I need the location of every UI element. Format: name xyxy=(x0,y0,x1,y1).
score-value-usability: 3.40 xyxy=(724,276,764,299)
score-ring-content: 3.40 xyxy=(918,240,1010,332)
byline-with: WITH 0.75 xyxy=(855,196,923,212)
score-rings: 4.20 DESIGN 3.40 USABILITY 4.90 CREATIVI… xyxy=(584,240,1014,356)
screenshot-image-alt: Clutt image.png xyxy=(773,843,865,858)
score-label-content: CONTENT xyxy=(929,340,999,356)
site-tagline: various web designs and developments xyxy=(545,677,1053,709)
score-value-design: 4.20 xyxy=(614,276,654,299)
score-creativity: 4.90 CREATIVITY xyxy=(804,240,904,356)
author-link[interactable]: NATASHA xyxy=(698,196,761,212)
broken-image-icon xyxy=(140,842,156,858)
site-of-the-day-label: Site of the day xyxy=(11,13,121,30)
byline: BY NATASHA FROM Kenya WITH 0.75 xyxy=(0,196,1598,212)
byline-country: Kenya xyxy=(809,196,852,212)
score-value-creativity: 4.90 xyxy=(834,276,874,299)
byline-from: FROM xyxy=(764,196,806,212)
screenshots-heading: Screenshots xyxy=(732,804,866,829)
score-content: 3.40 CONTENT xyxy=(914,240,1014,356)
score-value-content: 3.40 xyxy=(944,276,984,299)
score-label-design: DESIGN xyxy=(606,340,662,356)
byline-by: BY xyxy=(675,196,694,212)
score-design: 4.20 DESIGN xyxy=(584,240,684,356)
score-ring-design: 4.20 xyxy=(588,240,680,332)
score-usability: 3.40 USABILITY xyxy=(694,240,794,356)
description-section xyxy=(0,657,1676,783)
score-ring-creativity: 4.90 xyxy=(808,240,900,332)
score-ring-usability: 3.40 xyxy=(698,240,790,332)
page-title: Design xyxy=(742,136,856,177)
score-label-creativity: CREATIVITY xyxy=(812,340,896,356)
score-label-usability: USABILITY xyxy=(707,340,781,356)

________________

- **Exercise instructions**: Recast the lines from the start of the records through the line containing "score-label-creativity: CREATIVITY xyxy=(812,340,896,356)" as a numbered list, leaving out any blank lines.

- **Result of this task**:
1. I need the location of every UI element. Format: name xyxy=(x0,y0,x1,y1).
2. score-value-usability: 3.40 xyxy=(724,276,764,299)
3. score-ring-content: 3.40 xyxy=(918,240,1010,332)
4. byline-with: WITH 0.75 xyxy=(855,196,923,212)
5. score-rings: 4.20 DESIGN 3.40 USABILITY 4.90 CREATIVI… xyxy=(584,240,1014,356)
6. screenshot-image-alt: Clutt image.png xyxy=(773,843,865,858)
7. score-label-content: CONTENT xyxy=(929,340,999,356)
8. site-tagline: various web designs and developments xyxy=(545,677,1053,709)
9. score-value-design: 4.20 xyxy=(614,276,654,299)
10. score-creativity: 4.90 CREATIVITY xyxy=(804,240,904,356)
11. author-link[interactable]: NATASHA xyxy=(698,196,761,212)
12. broken-image-icon xyxy=(140,842,156,858)
13. site-of-the-day-label: Site of the day xyxy=(11,13,121,30)
14. byline: BY NATASHA FROM Kenya WITH 0.75 xyxy=(0,196,1598,212)
15. byline-country: Kenya xyxy=(809,196,852,212)
16. score-value-creativity: 4.90 xyxy=(834,276,874,299)
17. byline-from: FROM xyxy=(764,196,806,212)
18. screenshots-heading: Screenshots xyxy=(732,804,866,829)
19. score-content: 3.40 CONTENT xyxy=(914,240,1014,356)
20. score-value-content: 3.40 xyxy=(944,276,984,299)
21. score-label-design: DESIGN xyxy=(606,340,662,356)
22. byline-by: BY xyxy=(675,196,694,212)
23. score-design: 4.20 DESIGN xyxy=(584,240,684,356)
24. score-ring-design: 4.20 xyxy=(588,240,680,332)
25. score-usability: 3.40 USABILITY xyxy=(694,240,794,356)
26. description-section xyxy=(0,657,1676,783)
27. score-ring-creativity: 4.90 xyxy=(808,240,900,332)
28. score-ring-usability: 3.40 xyxy=(698,240,790,332)
29. page-title: Design xyxy=(742,136,856,177)
30. score-label-creativity: CREATIVITY xyxy=(812,340,896,356)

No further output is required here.